▶ **Set exercise**
From the entries below, copy every line holding the word "name".

▶ **Provided records**
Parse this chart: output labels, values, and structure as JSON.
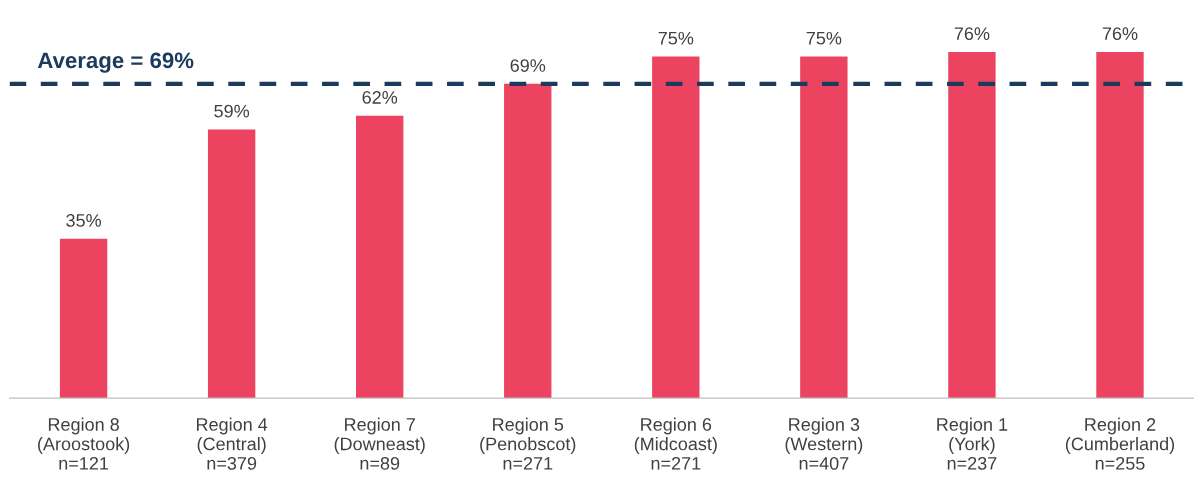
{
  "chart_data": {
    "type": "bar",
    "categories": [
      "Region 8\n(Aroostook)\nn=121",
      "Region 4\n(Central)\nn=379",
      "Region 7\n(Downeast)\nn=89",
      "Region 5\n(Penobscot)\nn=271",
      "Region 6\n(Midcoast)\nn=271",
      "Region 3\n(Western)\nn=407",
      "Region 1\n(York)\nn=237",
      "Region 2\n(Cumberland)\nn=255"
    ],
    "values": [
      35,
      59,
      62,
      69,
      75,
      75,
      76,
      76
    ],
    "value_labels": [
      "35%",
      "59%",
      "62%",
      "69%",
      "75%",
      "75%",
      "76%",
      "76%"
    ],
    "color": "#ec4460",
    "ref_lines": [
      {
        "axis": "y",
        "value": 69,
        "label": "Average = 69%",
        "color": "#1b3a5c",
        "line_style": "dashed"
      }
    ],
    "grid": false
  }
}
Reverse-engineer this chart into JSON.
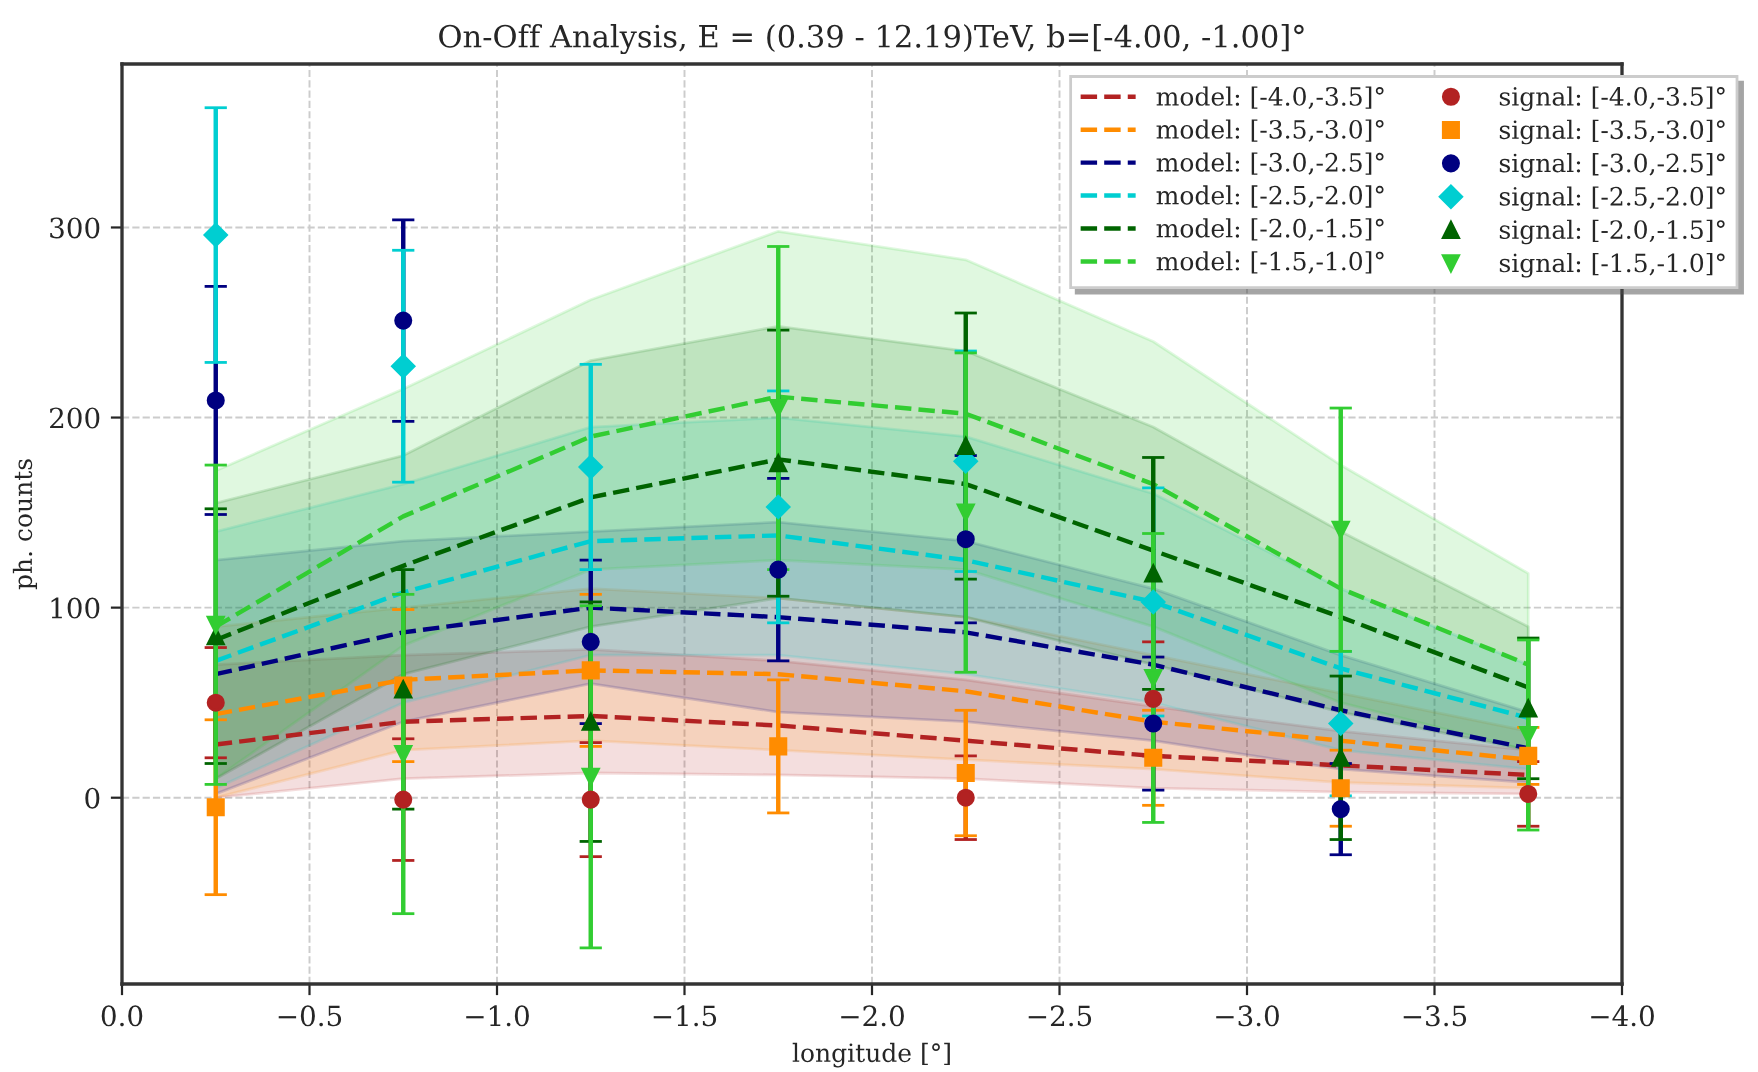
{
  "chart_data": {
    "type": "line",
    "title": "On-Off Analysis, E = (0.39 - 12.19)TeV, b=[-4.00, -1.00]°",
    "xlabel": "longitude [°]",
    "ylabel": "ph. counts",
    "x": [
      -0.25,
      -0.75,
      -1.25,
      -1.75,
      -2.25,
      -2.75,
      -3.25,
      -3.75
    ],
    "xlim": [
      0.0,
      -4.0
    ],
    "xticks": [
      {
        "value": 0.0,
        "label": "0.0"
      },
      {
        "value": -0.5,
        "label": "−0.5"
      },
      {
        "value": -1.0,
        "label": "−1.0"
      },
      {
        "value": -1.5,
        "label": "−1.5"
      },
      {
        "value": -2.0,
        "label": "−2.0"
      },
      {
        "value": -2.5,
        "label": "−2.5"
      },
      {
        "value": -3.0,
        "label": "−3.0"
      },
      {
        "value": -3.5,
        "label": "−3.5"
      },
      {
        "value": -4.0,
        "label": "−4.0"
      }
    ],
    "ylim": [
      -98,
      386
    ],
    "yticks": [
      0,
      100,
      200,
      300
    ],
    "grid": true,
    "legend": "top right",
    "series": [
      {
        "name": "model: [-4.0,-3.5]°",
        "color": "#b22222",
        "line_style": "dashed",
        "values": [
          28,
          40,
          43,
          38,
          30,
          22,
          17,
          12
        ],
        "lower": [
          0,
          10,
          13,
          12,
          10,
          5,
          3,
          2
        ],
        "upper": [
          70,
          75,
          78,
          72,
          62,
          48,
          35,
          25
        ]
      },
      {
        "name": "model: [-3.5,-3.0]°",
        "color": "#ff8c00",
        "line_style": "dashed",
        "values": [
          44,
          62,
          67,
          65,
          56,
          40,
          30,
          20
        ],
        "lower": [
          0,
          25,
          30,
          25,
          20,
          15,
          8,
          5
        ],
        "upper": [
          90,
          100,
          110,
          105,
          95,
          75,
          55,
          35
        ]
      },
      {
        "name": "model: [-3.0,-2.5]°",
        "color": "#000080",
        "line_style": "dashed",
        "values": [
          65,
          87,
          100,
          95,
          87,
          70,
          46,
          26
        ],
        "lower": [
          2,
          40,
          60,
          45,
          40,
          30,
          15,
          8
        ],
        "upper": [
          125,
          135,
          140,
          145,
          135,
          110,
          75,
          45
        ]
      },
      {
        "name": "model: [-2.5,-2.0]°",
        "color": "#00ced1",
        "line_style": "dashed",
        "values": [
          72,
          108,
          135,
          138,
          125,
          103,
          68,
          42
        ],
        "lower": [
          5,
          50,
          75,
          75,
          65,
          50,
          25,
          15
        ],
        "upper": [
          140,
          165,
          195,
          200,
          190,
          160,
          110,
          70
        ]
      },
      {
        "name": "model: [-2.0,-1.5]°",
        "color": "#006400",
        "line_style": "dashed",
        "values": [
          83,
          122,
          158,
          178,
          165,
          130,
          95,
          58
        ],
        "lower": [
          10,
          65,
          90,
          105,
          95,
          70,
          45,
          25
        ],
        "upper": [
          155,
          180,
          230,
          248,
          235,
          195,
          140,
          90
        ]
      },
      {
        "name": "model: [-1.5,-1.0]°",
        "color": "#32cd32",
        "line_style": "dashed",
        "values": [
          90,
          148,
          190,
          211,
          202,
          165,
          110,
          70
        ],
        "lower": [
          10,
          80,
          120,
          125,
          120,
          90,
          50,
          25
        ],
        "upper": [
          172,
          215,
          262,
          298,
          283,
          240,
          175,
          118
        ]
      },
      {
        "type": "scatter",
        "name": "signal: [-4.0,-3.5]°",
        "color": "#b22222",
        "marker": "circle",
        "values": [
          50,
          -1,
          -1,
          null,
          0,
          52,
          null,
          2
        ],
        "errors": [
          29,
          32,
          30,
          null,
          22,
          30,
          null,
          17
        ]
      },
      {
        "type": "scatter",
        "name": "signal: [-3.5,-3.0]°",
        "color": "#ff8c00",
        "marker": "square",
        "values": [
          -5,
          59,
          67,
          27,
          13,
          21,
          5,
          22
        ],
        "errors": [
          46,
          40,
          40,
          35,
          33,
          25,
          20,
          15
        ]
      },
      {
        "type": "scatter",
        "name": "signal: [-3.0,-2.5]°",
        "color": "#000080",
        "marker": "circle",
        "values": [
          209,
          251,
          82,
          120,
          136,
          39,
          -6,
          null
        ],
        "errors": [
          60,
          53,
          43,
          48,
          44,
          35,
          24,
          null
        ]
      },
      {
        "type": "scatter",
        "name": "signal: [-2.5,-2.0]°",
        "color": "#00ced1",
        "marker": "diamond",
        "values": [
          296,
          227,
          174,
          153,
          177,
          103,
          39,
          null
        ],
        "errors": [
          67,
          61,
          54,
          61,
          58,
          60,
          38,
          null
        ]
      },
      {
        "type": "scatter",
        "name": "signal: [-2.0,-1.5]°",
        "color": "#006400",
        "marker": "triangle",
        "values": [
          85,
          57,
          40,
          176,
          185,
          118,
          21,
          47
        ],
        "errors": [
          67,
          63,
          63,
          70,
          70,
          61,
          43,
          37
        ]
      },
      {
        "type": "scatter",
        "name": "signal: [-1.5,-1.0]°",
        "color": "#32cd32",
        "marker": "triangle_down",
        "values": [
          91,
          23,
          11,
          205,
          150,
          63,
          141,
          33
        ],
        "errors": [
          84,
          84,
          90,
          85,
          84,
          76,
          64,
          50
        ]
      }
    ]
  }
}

▶ **Result of this task**
        "name": "model: [-4.0,-3.5]°",
        "name": "model: [-3.5,-3.0]°",
        "name": "model: [-3.0,-2.5]°",
        "name": "model: [-2.5,-2.0]°",
        "name": "model: [-2.0,-1.5]°",
        "name": "model: [-1.5,-1.0]°",
        "name": "signal: [-4.0,-3.5]°",
        "name": "signal: [-3.5,-3.0]°",
        "name": "signal: [-3.0,-2.5]°",
        "name": "signal: [-2.5,-2.0]°",
        "name": "signal: [-2.0,-1.5]°",
        "name": "signal: [-1.5,-1.0]°",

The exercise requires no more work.